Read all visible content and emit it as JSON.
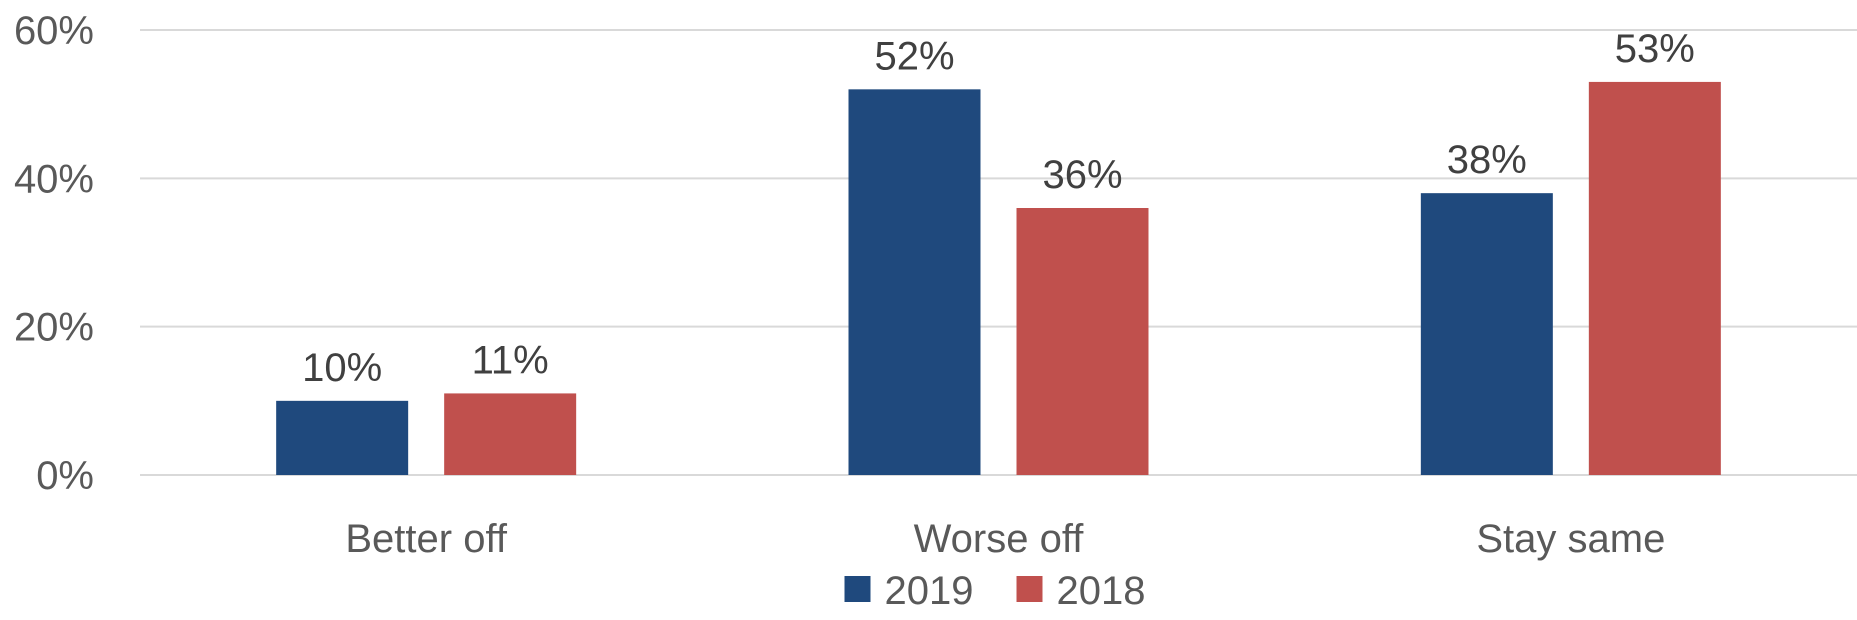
{
  "chart_data": {
    "type": "bar",
    "categories": [
      "Better off",
      "Worse off",
      "Stay same"
    ],
    "series": [
      {
        "name": "2019",
        "color": "#1f497d",
        "values": [
          10,
          52,
          38
        ],
        "labels": [
          "10%",
          "52%",
          "38%"
        ]
      },
      {
        "name": "2018",
        "color": "#c0504d",
        "values": [
          11,
          36,
          53
        ],
        "labels": [
          "11%",
          "36%",
          "53%"
        ]
      }
    ],
    "yticks": [
      {
        "value": 0,
        "label": "0%"
      },
      {
        "value": 20,
        "label": "20%"
      },
      {
        "value": 40,
        "label": "40%"
      },
      {
        "value": 60,
        "label": "60%"
      }
    ],
    "ylim": [
      0,
      60
    ],
    "grid": true,
    "legend_position": "bottom-center",
    "title": "",
    "xlabel": "",
    "ylabel": ""
  }
}
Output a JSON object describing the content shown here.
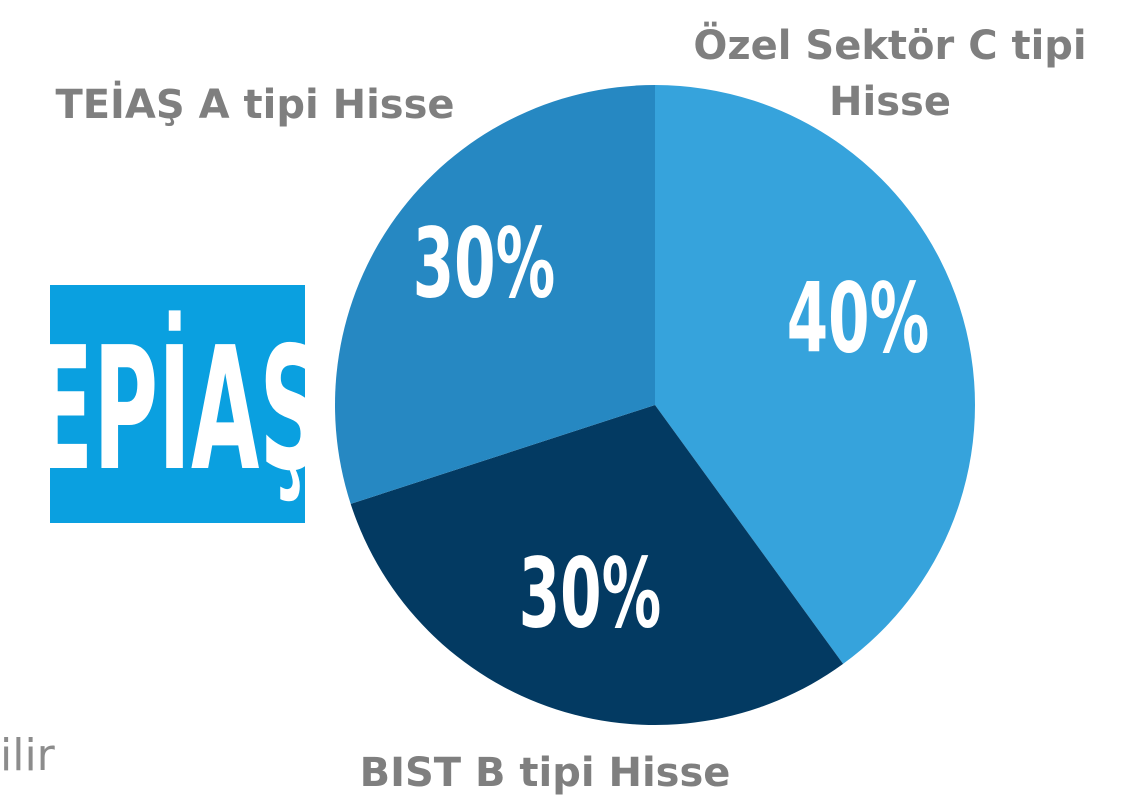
{
  "chart_data": {
    "type": "pie",
    "categories": [
      "Özel Sektör C tipi Hisse",
      "BIST B tipi Hisse",
      "TEİAŞ A tipi Hisse"
    ],
    "values": [
      40,
      30,
      30
    ],
    "value_labels": [
      "40%",
      "30%",
      "30%"
    ],
    "colors": [
      "#36a3dc",
      "#033a62",
      "#2688c2"
    ]
  },
  "logo": {
    "text": "EPİAŞ"
  },
  "footer_fragment": "ilir"
}
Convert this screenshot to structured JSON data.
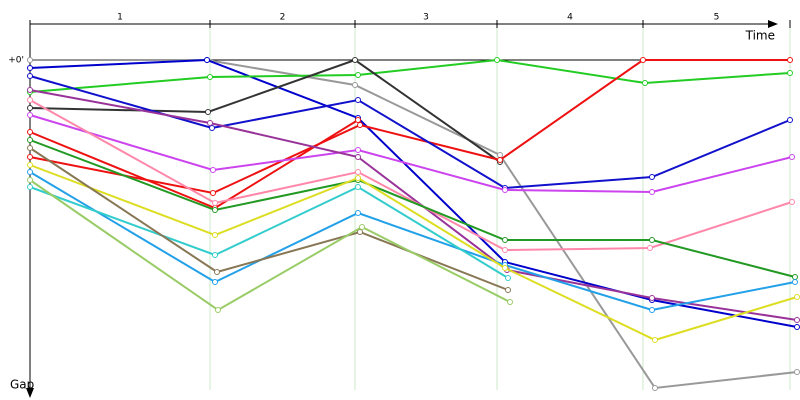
{
  "chart_data": {
    "type": "line",
    "x_label": "Time",
    "y_label": "Gap",
    "categories": [
      "1",
      "2",
      "3",
      "4",
      "5"
    ],
    "lap_edges": [
      0,
      180,
      325,
      467,
      613,
      760
    ],
    "xlim": [
      0,
      770
    ],
    "ylim": [
      0,
      330
    ],
    "yticks": [
      {
        "value": 0,
        "label": "+0'"
      }
    ],
    "series": [
      {
        "color": "#999999",
        "x": [
          0,
          177,
          325,
          470,
          625,
          767
        ],
        "values": [
          0,
          0,
          25,
          95,
          328,
          312
        ]
      },
      {
        "color": "#0000cc",
        "x": [
          0,
          177,
          328,
          475,
          622,
          767
        ],
        "values": [
          8,
          0,
          58,
          202,
          240,
          267
        ]
      },
      {
        "color": "#22cc22",
        "x": [
          0,
          180,
          328,
          467,
          615,
          760
        ],
        "values": [
          32,
          17,
          15,
          0,
          23,
          13
        ]
      },
      {
        "color": "#333333",
        "x": [
          0,
          178,
          325,
          470
        ],
        "values": [
          48,
          52,
          0,
          102
        ]
      },
      {
        "color": "#ee1111",
        "x": [
          0,
          183,
          330,
          470,
          613,
          760
        ],
        "values": [
          97,
          133,
          65,
          100,
          0,
          0
        ]
      },
      {
        "color": "#ee1111",
        "x": [
          0,
          185,
          328
        ],
        "values": [
          72,
          148,
          60
        ]
      },
      {
        "color": "#1111cc",
        "x": [
          0,
          182,
          328,
          475,
          622,
          760
        ],
        "values": [
          16,
          68,
          40,
          128,
          117,
          60
        ]
      },
      {
        "color": "#cc44ee",
        "x": [
          0,
          183,
          328,
          475,
          622,
          762
        ],
        "values": [
          55,
          110,
          90,
          130,
          132,
          97
        ]
      },
      {
        "color": "#993399",
        "x": [
          0,
          180,
          328,
          477,
          622,
          767
        ],
        "values": [
          30,
          63,
          97,
          210,
          238,
          260
        ]
      },
      {
        "color": "#ff88aa",
        "x": [
          0,
          185,
          328,
          475,
          620,
          762
        ],
        "values": [
          40,
          143,
          112,
          190,
          188,
          142
        ]
      },
      {
        "color": "#229922",
        "x": [
          0,
          185,
          328,
          475,
          622,
          765
        ],
        "values": [
          80,
          150,
          120,
          180,
          180,
          217
        ]
      },
      {
        "color": "#22a0e8",
        "x": [
          0,
          185,
          328,
          475,
          622,
          765
        ],
        "values": [
          112,
          222,
          153,
          205,
          250,
          222
        ]
      },
      {
        "color": "#dddd22",
        "x": [
          0,
          185,
          328,
          475,
          625,
          767
        ],
        "values": [
          105,
          175,
          118,
          208,
          280,
          237
        ]
      },
      {
        "color": "#33cccc",
        "x": [
          0,
          185,
          328,
          478
        ],
        "values": [
          127,
          195,
          127,
          218
        ]
      },
      {
        "color": "#887755",
        "x": [
          0,
          187,
          330,
          478
        ],
        "values": [
          88,
          212,
          172,
          230
        ]
      },
      {
        "color": "#99cc66",
        "x": [
          0,
          188,
          332,
          480
        ],
        "values": [
          120,
          250,
          167,
          242
        ]
      }
    ]
  }
}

--------------------------------

## SHORT PROBLEM:
Except for the pictures, print the data above exactly.

## TASK SOLUTION:
Read all visible content and emit it as JSON.
{
  "chart_data": {
    "type": "bar",
    "categories": [
      "Better off",
      "Worse off",
      "Stay same"
    ],
    "series": [
      {
        "name": "2019",
        "color": "#1f497d",
        "values": [
          10,
          52,
          38
        ],
        "labels": [
          "10%",
          "52%",
          "38%"
        ]
      },
      {
        "name": "2018",
        "color": "#c0504d",
        "values": [
          11,
          36,
          53
        ],
        "labels": [
          "11%",
          "36%",
          "53%"
        ]
      }
    ],
    "yticks": [
      {
        "value": 0,
        "label": "0%"
      },
      {
        "value": 20,
        "label": "20%"
      },
      {
        "value": 40,
        "label": "40%"
      },
      {
        "value": 60,
        "label": "60%"
      }
    ],
    "ylim": [
      0,
      60
    ],
    "grid": true,
    "legend_position": "bottom-center",
    "title": "",
    "xlabel": "",
    "ylabel": ""
  }
}
Output a JSON object describing the content shown here.
{
  "chart_data": {
    "type": "pie",
    "categories": [
      "Özel Sektör C tipi Hisse",
      "BIST B tipi Hisse",
      "TEİAŞ A tipi Hisse"
    ],
    "values": [
      40,
      30,
      30
    ],
    "value_labels": [
      "40%",
      "30%",
      "30%"
    ],
    "colors": [
      "#36a3dc",
      "#033a62",
      "#2688c2"
    ]
  },
  "logo": {
    "text": "EPİAŞ"
  },
  "footer_fragment": "ilir"
}
Convert this screenshot to structured JSON data.
{
  "chart_data": {
    "type": "line",
    "x_label": "Time",
    "y_label": "Gap",
    "categories": [
      "1",
      "2",
      "3",
      "4",
      "5"
    ],
    "lap_edges": [
      0,
      180,
      325,
      467,
      613,
      760
    ],
    "xlim": [
      0,
      770
    ],
    "ylim": [
      0,
      330
    ],
    "yticks": [
      {
        "value": 0,
        "label": "+0'"
      }
    ],
    "series": [
      {
        "color": "#999999",
        "x": [
          0,
          177,
          325,
          470,
          625,
          767
        ],
        "values": [
          0,
          0,
          25,
          95,
          328,
          312
        ]
      },
      {
        "color": "#0000cc",
        "x": [
          0,
          177,
          328,
          475,
          622,
          767
        ],
        "values": [
          8,
          0,
          58,
          202,
          240,
          267
        ]
      },
      {
        "color": "#22cc22",
        "x": [
          0,
          180,
          328,
          467,
          615,
          760
        ],
        "values": [
          32,
          17,
          15,
          0,
          23,
          13
        ]
      },
      {
        "color": "#333333",
        "x": [
          0,
          178,
          325,
          470
        ],
        "values": [
          48,
          52,
          0,
          102
        ]
      },
      {
        "color": "#ee1111",
        "x": [
          0,
          183,
          330,
          470,
          613,
          760
        ],
        "values": [
          97,
          133,
          65,
          100,
          0,
          0
        ]
      },
      {
        "color": "#ee1111",
        "x": [
          0,
          185,
          328
        ],
        "values": [
          72,
          148,
          60
        ]
      },
      {
        "color": "#1111cc",
        "x": [
          0,
          182,
          328,
          475,
          622,
          760
        ],
        "values": [
          16,
          68,
          40,
          128,
          117,
          60
        ]
      },
      {
        "color": "#cc44ee",
        "x": [
          0,
          183,
          328,
          475,
          622,
          762
        ],
        "values": [
          55,
          110,
          90,
          130,
          132,
          97
        ]
      },
      {
        "color": "#993399",
        "x": [
          0,
          180,
          328,
          477,
          622,
          767
        ],
        "values": [
          30,
          63,
          97,
          210,
          238,
          260
        ]
      },
      {
        "color": "#ff88aa",
        "x": [
          0,
          185,
          328,
          475,
          620,
          762
        ],
        "values": [
          40,
          143,
          112,
          190,
          188,
          142
        ]
      },
      {
        "color": "#229922",
        "x": [
          0,
          185,
          328,
          475,
          622,
          765
        ],
        "values": [
          80,
          150,
          120,
          180,
          180,
          217
        ]
      },
      {
        "color": "#22a0e8",
        "x": [
          0,
          185,
          328,
          475,
          622,
          765
        ],
        "values": [
          112,
          222,
          153,
          205,
          250,
          222
        ]
      },
      {
        "color": "#dddd22",
        "x": [
          0,
          185,
          328,
          475,
          625,
          767
        ],
        "values": [
          105,
          175,
          118,
          208,
          280,
          237
        ]
      },
      {
        "color": "#33cccc",
        "x": [
          0,
          185,
          328,
          478
        ],
        "values": [
          127,
          195,
          127,
          218
        ]
      },
      {
        "color": "#887755",
        "x": [
          0,
          187,
          330,
          478
        ],
        "values": [
          88,
          212,
          172,
          230
        ]
      },
      {
        "color": "#99cc66",
        "x": [
          0,
          188,
          332,
          480
        ],
        "values": [
          120,
          250,
          167,
          242
        ]
      }
    ]
  }
}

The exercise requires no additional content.